- _Challenge_
Identify the lines holding "marker" and copy them.

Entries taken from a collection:
-- -- --
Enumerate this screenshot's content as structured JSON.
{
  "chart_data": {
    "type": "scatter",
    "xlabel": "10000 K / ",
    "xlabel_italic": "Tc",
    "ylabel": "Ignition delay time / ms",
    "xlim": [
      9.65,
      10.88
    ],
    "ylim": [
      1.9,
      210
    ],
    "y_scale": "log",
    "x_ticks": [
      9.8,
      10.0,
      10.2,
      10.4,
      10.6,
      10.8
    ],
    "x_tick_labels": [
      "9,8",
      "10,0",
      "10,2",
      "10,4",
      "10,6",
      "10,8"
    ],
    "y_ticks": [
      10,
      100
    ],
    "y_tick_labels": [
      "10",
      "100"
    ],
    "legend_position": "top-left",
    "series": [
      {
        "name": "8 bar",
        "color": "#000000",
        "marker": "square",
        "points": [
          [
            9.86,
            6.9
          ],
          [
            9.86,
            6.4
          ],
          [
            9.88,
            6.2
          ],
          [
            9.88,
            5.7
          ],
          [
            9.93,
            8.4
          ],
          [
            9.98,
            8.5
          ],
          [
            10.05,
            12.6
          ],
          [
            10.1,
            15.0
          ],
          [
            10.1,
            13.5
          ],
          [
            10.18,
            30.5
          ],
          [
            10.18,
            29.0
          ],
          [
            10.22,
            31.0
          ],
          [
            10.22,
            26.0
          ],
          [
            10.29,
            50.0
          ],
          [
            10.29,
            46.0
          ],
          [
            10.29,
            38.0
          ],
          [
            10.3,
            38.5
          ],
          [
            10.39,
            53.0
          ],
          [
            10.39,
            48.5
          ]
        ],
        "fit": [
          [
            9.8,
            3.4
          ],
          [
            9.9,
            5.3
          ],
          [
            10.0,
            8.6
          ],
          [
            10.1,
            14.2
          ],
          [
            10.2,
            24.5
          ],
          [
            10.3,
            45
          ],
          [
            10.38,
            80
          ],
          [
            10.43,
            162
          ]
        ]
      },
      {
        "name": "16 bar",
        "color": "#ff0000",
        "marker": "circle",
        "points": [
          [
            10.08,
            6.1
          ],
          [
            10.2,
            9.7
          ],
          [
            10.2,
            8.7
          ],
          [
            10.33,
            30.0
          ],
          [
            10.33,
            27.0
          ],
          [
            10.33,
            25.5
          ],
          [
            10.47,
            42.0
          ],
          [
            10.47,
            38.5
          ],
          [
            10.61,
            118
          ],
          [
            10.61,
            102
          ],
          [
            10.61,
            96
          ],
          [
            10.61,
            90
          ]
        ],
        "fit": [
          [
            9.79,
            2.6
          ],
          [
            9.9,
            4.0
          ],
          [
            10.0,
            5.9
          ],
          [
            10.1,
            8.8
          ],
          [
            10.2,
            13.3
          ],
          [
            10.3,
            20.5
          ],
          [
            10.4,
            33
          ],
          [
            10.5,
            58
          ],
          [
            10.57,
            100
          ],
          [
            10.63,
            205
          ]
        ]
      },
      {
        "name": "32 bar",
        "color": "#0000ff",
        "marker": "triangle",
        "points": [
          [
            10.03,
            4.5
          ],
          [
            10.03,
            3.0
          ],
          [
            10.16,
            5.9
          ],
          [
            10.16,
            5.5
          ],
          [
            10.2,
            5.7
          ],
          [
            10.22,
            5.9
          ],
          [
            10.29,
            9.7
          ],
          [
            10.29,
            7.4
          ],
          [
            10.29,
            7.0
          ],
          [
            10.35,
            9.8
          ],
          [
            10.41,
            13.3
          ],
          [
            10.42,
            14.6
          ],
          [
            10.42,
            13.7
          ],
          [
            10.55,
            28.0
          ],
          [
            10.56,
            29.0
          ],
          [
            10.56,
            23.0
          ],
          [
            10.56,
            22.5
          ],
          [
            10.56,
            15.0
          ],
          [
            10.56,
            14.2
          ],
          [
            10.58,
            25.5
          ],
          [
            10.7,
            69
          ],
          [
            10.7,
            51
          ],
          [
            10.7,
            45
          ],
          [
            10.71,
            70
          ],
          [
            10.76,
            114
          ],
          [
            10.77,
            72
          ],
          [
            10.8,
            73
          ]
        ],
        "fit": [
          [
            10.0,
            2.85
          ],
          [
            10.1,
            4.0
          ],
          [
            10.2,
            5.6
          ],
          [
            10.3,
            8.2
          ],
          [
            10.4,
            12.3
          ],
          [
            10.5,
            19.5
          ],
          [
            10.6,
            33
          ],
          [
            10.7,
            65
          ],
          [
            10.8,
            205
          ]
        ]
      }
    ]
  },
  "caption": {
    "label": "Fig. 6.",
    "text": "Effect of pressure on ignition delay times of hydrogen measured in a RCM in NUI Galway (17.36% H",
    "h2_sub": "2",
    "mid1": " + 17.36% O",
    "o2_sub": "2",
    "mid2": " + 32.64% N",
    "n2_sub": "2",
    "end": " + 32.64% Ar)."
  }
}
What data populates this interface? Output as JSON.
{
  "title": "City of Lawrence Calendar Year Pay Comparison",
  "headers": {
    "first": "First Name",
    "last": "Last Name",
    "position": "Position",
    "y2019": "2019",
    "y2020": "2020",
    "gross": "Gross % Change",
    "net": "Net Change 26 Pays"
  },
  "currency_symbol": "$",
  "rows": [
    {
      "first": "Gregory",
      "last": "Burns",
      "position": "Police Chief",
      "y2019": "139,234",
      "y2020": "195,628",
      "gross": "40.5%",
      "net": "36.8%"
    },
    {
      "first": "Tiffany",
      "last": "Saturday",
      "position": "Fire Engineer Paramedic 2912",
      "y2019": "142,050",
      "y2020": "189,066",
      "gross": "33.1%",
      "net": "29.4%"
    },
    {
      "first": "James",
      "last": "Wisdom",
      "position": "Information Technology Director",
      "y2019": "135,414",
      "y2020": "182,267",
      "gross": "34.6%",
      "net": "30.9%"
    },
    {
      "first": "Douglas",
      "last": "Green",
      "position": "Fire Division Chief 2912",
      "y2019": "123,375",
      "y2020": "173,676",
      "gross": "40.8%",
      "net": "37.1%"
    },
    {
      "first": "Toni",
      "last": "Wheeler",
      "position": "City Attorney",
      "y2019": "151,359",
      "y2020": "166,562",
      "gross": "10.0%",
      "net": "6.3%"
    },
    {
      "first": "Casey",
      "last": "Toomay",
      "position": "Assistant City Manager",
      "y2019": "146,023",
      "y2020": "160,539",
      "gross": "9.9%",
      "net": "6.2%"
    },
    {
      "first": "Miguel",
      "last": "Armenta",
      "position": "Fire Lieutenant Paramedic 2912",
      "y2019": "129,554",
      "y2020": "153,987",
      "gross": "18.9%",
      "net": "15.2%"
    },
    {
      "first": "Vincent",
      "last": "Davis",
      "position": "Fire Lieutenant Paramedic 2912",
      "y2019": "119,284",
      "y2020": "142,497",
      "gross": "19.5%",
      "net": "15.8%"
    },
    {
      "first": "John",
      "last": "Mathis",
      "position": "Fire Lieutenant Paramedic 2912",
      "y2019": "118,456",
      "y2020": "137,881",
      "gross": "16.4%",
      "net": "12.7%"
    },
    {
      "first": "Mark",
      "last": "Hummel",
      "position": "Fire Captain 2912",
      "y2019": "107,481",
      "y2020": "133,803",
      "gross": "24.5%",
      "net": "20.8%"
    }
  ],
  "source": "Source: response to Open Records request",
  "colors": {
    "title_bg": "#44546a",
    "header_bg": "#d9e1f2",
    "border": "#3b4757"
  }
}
-- -- --
- _Task answer_
        "marker": "square",
        "marker": "circle",
        "marker": "triangle",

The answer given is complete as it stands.